[Stored data]
|---|

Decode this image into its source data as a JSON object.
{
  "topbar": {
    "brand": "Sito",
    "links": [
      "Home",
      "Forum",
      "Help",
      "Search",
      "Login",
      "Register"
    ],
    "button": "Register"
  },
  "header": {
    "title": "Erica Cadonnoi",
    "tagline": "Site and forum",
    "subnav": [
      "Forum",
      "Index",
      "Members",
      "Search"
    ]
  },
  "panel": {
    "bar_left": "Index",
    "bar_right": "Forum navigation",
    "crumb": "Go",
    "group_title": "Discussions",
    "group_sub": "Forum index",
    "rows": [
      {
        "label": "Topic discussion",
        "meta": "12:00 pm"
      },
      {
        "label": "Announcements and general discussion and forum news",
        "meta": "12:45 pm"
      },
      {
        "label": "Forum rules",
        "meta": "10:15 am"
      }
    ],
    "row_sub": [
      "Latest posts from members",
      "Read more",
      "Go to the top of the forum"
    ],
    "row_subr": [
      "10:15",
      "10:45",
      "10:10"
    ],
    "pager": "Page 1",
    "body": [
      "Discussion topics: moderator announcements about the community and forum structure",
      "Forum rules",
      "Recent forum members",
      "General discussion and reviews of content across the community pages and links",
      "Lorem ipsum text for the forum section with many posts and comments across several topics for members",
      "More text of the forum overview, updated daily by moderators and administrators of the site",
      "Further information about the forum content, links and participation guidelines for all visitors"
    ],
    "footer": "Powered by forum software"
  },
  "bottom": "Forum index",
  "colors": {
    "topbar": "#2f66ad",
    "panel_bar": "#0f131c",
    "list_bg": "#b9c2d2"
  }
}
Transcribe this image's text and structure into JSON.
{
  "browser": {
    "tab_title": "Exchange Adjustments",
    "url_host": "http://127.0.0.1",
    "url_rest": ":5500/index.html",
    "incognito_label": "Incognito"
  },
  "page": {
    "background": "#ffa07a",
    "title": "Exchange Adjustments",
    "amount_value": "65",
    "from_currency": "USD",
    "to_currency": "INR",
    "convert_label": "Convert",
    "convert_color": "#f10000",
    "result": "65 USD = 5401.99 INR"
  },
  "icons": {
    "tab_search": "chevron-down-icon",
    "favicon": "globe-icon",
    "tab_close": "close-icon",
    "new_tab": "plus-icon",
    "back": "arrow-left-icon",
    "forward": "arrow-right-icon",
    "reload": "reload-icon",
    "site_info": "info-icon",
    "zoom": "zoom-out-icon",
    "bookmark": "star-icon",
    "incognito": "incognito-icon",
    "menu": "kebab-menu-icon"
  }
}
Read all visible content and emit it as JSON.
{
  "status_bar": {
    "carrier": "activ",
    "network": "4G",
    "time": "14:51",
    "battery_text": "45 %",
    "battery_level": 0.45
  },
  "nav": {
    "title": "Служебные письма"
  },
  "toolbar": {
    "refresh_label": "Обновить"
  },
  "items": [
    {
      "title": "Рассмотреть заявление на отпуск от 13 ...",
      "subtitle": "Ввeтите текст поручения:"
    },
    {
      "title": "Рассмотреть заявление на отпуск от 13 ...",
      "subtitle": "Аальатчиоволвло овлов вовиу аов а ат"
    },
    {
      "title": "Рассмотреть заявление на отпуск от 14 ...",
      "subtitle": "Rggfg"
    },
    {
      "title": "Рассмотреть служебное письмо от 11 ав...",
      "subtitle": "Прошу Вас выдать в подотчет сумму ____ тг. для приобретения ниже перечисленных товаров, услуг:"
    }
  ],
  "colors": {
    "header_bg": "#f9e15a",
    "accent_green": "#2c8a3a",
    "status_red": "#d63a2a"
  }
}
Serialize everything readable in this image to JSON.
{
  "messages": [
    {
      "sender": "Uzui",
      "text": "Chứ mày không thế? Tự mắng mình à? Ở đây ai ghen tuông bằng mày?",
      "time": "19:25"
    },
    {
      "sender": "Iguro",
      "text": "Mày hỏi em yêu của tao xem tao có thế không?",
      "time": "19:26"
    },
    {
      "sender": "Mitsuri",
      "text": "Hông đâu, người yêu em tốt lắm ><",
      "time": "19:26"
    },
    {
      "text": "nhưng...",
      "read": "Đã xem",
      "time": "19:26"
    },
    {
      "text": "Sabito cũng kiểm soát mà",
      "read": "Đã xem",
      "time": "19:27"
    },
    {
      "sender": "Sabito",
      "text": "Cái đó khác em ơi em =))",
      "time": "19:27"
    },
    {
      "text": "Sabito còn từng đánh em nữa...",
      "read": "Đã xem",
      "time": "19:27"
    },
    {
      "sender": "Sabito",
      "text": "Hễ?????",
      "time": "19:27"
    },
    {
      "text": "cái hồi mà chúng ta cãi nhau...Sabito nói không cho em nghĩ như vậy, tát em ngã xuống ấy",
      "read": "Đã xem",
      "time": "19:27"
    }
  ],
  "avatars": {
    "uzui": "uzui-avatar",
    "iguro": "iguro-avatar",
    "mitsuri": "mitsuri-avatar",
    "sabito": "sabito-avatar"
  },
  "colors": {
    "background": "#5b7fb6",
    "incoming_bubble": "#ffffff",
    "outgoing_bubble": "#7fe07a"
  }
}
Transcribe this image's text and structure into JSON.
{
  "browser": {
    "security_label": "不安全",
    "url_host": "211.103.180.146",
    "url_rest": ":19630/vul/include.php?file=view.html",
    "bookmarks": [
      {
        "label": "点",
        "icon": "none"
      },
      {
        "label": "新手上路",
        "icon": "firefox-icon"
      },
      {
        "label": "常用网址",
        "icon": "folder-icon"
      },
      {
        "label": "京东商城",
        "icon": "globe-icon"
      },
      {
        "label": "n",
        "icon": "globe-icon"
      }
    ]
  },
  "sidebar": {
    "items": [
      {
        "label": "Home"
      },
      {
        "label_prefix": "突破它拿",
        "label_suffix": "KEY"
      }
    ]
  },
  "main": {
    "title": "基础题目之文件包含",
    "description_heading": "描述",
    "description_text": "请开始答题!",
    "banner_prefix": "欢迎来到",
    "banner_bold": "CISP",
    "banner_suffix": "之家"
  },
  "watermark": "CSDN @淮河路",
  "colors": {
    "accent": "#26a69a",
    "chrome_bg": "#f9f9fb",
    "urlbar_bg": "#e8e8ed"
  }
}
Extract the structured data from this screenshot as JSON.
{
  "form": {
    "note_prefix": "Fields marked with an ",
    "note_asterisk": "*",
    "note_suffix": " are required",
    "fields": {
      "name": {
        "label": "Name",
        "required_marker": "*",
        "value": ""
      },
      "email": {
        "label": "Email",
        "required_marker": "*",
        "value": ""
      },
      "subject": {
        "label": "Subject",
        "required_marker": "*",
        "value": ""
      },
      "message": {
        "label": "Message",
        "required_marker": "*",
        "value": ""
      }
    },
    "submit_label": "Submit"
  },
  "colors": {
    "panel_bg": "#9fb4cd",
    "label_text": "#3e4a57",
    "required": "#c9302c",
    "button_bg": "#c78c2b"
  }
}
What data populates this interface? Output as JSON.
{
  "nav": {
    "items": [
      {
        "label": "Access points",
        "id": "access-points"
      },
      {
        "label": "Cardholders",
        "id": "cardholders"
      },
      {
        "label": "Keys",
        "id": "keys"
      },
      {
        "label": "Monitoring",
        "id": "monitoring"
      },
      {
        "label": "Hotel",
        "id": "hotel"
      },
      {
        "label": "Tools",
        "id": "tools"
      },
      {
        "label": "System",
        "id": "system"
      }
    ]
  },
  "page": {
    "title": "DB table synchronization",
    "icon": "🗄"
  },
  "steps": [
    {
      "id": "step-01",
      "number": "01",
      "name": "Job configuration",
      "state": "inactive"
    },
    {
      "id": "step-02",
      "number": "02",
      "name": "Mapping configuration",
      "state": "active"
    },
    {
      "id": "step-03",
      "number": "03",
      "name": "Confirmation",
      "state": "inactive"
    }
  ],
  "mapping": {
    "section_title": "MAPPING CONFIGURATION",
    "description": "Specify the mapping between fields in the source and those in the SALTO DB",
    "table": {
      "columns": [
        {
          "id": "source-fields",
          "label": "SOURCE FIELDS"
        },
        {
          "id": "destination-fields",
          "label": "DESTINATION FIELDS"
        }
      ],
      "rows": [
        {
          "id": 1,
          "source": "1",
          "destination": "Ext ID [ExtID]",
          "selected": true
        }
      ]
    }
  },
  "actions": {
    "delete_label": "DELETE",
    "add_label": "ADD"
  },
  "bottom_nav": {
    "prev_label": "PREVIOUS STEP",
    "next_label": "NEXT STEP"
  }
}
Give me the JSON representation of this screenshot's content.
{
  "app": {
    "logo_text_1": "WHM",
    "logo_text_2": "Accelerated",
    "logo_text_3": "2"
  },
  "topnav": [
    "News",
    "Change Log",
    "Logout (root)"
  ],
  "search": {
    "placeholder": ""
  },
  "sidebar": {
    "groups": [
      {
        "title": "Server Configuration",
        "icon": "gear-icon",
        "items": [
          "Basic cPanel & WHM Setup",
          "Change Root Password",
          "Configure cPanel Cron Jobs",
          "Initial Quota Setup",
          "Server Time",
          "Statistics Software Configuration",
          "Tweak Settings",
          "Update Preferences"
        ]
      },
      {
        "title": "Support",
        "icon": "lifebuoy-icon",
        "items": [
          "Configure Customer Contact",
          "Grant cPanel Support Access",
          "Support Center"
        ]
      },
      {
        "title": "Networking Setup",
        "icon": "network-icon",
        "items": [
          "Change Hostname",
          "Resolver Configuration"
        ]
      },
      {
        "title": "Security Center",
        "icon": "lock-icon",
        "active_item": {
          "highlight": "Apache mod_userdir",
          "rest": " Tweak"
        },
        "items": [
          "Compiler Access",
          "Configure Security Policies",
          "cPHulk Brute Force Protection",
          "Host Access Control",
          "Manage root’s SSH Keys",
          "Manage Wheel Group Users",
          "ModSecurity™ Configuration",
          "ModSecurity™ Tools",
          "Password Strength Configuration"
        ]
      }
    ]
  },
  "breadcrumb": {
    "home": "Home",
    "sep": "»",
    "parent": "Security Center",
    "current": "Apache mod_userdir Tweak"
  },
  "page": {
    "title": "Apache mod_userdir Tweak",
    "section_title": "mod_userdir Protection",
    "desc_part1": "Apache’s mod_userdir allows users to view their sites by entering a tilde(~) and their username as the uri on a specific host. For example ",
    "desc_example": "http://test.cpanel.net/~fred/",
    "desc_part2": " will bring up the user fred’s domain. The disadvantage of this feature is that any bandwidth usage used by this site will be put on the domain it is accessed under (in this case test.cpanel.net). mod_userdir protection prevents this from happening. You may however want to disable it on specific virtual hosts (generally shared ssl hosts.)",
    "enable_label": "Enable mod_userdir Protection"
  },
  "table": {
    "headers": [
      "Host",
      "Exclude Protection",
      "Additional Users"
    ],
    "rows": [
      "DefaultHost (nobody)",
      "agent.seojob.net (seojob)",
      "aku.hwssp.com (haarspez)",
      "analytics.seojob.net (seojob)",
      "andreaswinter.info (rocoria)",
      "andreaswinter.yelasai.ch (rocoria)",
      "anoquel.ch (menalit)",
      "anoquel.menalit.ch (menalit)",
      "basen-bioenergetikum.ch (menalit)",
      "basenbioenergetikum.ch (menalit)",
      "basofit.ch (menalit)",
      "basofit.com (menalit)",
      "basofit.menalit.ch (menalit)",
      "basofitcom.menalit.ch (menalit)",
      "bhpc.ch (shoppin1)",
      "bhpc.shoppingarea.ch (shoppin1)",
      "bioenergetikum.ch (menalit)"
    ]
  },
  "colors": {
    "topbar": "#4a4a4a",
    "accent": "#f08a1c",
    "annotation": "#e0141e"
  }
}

|---|

# Exercise objective
Copy every line above that includes the string "không".

# Full answer
      "text": "Chứ mày không thế? Tự mắng mình à? Ở đây ai ghen tuông bằng mày?",
      "text": "Mày hỏi em yêu của tao xem tao có thế không?",
      "text": "cái hồi mà chúng ta cãi nhau...Sabito nói không cho em nghĩ như vậy, tát em ngã xuống ấy",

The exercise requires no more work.